====== PROVIDED DATA ======

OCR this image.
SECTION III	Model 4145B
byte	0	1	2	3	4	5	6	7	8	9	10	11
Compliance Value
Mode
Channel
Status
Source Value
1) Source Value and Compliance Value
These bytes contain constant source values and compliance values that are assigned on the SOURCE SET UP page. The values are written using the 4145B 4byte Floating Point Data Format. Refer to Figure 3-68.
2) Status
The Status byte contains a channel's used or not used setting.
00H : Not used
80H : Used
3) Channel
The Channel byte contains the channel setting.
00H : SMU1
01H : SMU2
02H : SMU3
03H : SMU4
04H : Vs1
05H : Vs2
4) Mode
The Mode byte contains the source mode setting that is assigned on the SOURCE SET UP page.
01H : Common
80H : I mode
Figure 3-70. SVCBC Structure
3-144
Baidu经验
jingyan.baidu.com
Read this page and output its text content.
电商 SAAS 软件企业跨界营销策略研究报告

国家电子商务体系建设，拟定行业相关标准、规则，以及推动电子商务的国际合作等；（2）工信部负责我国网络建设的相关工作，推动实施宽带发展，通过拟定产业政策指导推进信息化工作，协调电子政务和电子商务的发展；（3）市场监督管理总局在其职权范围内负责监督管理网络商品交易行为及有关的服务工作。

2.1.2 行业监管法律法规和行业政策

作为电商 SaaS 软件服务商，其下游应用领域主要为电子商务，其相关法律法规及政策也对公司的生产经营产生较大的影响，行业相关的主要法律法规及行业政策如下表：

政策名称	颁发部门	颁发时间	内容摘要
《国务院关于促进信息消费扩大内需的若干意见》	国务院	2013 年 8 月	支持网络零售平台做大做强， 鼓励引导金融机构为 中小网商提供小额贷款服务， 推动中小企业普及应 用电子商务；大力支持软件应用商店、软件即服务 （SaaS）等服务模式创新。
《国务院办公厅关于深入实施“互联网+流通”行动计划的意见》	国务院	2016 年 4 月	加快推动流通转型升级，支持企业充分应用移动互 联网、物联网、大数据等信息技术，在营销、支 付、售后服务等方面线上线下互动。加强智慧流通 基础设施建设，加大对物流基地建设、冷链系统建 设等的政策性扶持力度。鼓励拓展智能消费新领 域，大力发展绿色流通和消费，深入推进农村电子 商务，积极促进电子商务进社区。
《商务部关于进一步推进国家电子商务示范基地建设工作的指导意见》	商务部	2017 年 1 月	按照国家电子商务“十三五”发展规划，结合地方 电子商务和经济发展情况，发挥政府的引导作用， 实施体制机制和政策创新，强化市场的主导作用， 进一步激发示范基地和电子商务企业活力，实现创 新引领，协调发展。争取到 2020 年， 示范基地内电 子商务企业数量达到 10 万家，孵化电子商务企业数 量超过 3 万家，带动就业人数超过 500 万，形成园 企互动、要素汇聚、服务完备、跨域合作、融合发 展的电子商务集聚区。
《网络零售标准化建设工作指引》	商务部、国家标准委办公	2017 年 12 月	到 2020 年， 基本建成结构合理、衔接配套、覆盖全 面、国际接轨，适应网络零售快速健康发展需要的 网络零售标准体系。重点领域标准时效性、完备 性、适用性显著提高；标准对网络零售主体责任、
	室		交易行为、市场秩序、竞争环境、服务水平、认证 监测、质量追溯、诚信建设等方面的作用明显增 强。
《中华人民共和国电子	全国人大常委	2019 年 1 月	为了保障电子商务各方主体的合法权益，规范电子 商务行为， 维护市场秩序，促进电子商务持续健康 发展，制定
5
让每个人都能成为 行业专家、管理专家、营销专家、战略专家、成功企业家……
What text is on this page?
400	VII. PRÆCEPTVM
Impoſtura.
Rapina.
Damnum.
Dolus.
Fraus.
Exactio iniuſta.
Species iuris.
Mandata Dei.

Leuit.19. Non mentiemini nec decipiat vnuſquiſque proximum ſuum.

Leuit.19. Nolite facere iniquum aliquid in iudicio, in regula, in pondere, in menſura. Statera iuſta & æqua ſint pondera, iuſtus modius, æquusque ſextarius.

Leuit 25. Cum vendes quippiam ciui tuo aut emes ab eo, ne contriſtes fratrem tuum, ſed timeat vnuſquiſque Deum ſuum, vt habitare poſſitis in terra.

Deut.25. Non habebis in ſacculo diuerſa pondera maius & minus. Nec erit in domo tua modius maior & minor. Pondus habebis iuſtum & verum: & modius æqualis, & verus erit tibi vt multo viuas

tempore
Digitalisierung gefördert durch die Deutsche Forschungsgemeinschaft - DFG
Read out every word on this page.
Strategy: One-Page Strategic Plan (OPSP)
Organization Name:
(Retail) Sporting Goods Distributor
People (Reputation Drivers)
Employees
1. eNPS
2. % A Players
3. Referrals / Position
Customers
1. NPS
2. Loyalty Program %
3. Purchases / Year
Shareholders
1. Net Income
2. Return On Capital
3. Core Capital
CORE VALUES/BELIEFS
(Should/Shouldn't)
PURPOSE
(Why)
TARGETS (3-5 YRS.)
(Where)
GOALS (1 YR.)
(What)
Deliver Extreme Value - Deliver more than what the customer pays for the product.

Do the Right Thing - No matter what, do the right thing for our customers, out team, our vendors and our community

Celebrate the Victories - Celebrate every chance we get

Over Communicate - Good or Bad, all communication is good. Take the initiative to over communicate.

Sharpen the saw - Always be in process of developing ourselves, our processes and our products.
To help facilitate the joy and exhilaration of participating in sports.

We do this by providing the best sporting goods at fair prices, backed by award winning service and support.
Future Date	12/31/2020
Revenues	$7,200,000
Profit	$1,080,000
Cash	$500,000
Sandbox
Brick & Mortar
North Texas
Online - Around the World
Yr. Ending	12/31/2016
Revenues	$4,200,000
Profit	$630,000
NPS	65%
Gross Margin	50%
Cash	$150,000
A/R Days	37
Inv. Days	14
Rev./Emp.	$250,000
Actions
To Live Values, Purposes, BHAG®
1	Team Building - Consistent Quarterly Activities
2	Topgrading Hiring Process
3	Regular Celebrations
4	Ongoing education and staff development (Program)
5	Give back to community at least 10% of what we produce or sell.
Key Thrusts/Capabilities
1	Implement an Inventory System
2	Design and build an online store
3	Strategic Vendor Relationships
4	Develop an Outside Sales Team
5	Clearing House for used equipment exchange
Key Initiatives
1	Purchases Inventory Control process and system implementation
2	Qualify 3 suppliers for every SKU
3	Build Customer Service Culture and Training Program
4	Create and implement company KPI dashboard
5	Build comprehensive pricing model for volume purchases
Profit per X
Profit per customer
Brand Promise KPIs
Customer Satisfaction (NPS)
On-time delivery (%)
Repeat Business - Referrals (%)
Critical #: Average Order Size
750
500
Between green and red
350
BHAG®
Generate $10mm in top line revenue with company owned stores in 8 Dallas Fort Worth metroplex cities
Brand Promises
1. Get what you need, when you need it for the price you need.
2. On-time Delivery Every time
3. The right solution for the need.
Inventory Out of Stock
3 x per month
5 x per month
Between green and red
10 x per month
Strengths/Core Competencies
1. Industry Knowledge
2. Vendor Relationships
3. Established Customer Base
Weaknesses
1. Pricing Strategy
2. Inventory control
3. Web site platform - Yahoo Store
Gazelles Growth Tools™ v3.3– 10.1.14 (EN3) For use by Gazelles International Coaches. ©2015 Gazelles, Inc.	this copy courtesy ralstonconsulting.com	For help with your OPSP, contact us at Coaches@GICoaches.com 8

======

- _TASK TO CARRY OUT_
Every record should be repeated exactly; please leave none out.

- _SOLUTION TO THIS EXERCISE_
OCR this image.
SECTION III	Model 4145B
byte	0	1	2	3	4	5	6	7	8	9	10	11
Compliance Value
Mode
Channel
Status
Source Value
1) Source Value and Compliance Value
These bytes contain constant source values and compliance values that are assigned on the SOURCE SET UP page. The values are written using the 4145B 4byte Floating Point Data Format. Refer to Figure 3-68.
2) Status
The Status byte contains a channel's used or not used setting.
00H : Not used
80H : Used
3) Channel
The Channel byte contains the channel setting.
00H : SMU1
01H : SMU2
02H : SMU3
03H : SMU4
04H : Vs1
05H : Vs2
4) Mode
The Mode byte contains the source mode setting that is assigned on the SOURCE SET UP page.
01H : Common
80H : I mode
Figure 3-70. SVCBC Structure
3-144
Baidu经验
jingyan.baidu.com
Read this page and output its text content.
电商 SAAS 软件企业跨界营销策略研究报告

国家电子商务体系建设，拟定行业相关标准、规则，以及推动电子商务的国际合作等；（2）工信部负责我国网络建设的相关工作，推动实施宽带发展，通过拟定产业政策指导推进信息化工作，协调电子政务和电子商务的发展；（3）市场监督管理总局在其职权范围内负责监督管理网络商品交易行为及有关的服务工作。

2.1.2 行业监管法律法规和行业政策

作为电商 SaaS 软件服务商，其下游应用领域主要为电子商务，其相关法律法规及政策也对公司的生产经营产生较大的影响，行业相关的主要法律法规及行业政策如下表：

政策名称	颁发部门	颁发时间	内容摘要
《国务院关于促进信息消费扩大内需的若干意见》	国务院	2013 年 8 月	支持网络零售平台做大做强， 鼓励引导金融机构为 中小网商提供小额贷款服务， 推动中小企业普及应 用电子商务；大力支持软件应用商店、软件即服务 （SaaS）等服务模式创新。
《国务院办公厅关于深入实施“互联网+流通”行动计划的意见》	国务院	2016 年 4 月	加快推动流通转型升级，支持企业充分应用移动互 联网、物联网、大数据等信息技术，在营销、支 付、售后服务等方面线上线下互动。加强智慧流通 基础设施建设，加大对物流基地建设、冷链系统建 设等的政策性扶持力度。鼓励拓展智能消费新领 域，大力发展绿色流通和消费，深入推进农村电子 商务，积极促进电子商务进社区。
《商务部关于进一步推进国家电子商务示范基地建设工作的指导意见》	商务部	2017 年 1 月	按照国家电子商务“十三五”发展规划，结合地方 电子商务和经济发展情况，发挥政府的引导作用， 实施体制机制和政策创新，强化市场的主导作用， 进一步激发示范基地和电子商务企业活力，实现创 新引领，协调发展。争取到 2020 年， 示范基地内电 子商务企业数量达到 10 万家，孵化电子商务企业数 量超过 3 万家，带动就业人数超过 500 万，形成园 企互动、要素汇聚、服务完备、跨域合作、融合发 展的电子商务集聚区。
《网络零售标准化建设工作指引》	商务部、国家标准委办公	2017 年 12 月	到 2020 年， 基本建成结构合理、衔接配套、覆盖全 面、国际接轨，适应网络零售快速健康发展需要的 网络零售标准体系。重点领域标准时效性、完备 性、适用性显著提高；标准对网络零售主体责任、
	室		交易行为、市场秩序、竞争环境、服务水平、认证 监测、质量追溯、诚信建设等方面的作用明显增 强。
《中华人民共和国电子	全国人大常委	2019 年 1 月	为了保障电子商务各方主体的合法权益，规范电子 商务行为， 维护市场秩序，促进电子商务持续健康 发展，制定
5
让每个人都能成为 行业专家、管理专家、营销专家、战略专家、成功企业家……
What text is on this page?
400	VII. PRÆCEPTVM
Impoſtura.
Rapina.
Damnum.
Dolus.
Fraus.
Exactio iniuſta.
Species iuris.
Mandata Dei.

Leuit.19. Non mentiemini nec decipiat vnuſquiſque proximum ſuum.

Leuit.19. Nolite facere iniquum aliquid in iudicio, in regula, in pondere, in menſura. Statera iuſta & æqua ſint pondera, iuſtus modius, æquusque ſextarius.

Leuit 25. Cum vendes quippiam ciui tuo aut emes ab eo, ne contriſtes fratrem tuum, ſed timeat vnuſquiſque Deum ſuum, vt habitare poſſitis in terra.

Deut.25. Non habebis in ſacculo diuerſa pondera maius & minus. Nec erit in domo tua modius maior & minor. Pondus habebis iuſtum & verum: & modius æqualis, & verus erit tibi vt multo viuas

tempore
Digitalisierung gefördert durch die Deutsche Forschungsgemeinschaft - DFG
Read out every word on this page.
Strategy: One-Page Strategic Plan (OPSP)
Organization Name:
(Retail) Sporting Goods Distributor
People (Reputation Drivers)
Employees
1. eNPS
2. % A Players
3. Referrals / Position
Customers
1. NPS
2. Loyalty Program %
3. Purchases / Year
Shareholders
1. Net Income
2. Return On Capital
3. Core Capital
CORE VALUES/BELIEFS
(Should/Shouldn't)
PURPOSE
(Why)
TARGETS (3-5 YRS.)
(Where)
GOALS (1 YR.)
(What)
Deliver Extreme Value - Deliver more than what the customer pays for the product.

Do the Right Thing - No matter what, do the right thing for our customers, out team, our vendors and our community

Celebrate the Victories - Celebrate every chance we get

Over Communicate - Good or Bad, all communication is good. Take the initiative to over communicate.

Sharpen the saw - Always be in process of developing ourselves, our processes and our products.
To help facilitate the joy and exhilaration of participating in sports.

We do this by providing the best sporting goods at fair prices, backed by award winning service and support.
Future Date	12/31/2020
Revenues	$7,200,000
Profit	$1,080,000
Cash	$500,000
Sandbox
Brick & Mortar
North Texas
Online - Around the World
Yr. Ending	12/31/2016
Revenues	$4,200,000
Profit	$630,000
NPS	65%
Gross Margin	50%
Cash	$150,000
A/R Days	37
Inv. Days	14
Rev./Emp.	$250,000
Actions
To Live Values, Purposes, BHAG®
1	Team Building - Consistent Quarterly Activities
2	Topgrading Hiring Process
3	Regular Celebrations
4	Ongoing education and staff development (Program)
5	Give back to community at least 10% of what we produce or sell.
Key Thrusts/Capabilities
1	Implement an Inventory System
2	Design and build an online store
3	Strategic Vendor Relationships
4	Develop an Outside Sales Team
5	Clearing House for used equipment exchange
Key Initiatives
1	Purchases Inventory Control process and system implementation
2	Qualify 3 suppliers for every SKU
3	Build Customer Service Culture and Training Program
4	Create and implement company KPI dashboard
5	Build comprehensive pricing model for volume purchases
Profit per X
Profit per customer
Brand Promise KPIs
Customer Satisfaction (NPS)
On-time delivery (%)
Repeat Business - Referrals (%)
Critical #: Average Order Size
750
500
Between green and red
350
BHAG®
Generate $10mm in top line revenue with company owned stores in 8 Dallas Fort Worth metroplex cities
Brand Promises
1. Get what you need, when you need it for the price you need.
2. On-time Delivery Every time
3. The right solution for the need.
Inventory Out of Stock
3 x per month
5 x per month
Between green and red
10 x per month
Strengths/Core Competencies
1. Industry Knowledge
2. Vendor Relationships
3. Established Customer Base
Weaknesses
1. Pricing Strategy
2. Inventory control
3. Web site platform - Yahoo Store
Gazelles Growth Tools™ v3.3– 10.1.14 (EN3) For use by Gazelles International Coaches. ©2015 Gazelles, Inc.	this copy courtesy ralstonconsulting.com	For help with your OPSP, contact us at Coaches@GICoaches.com 8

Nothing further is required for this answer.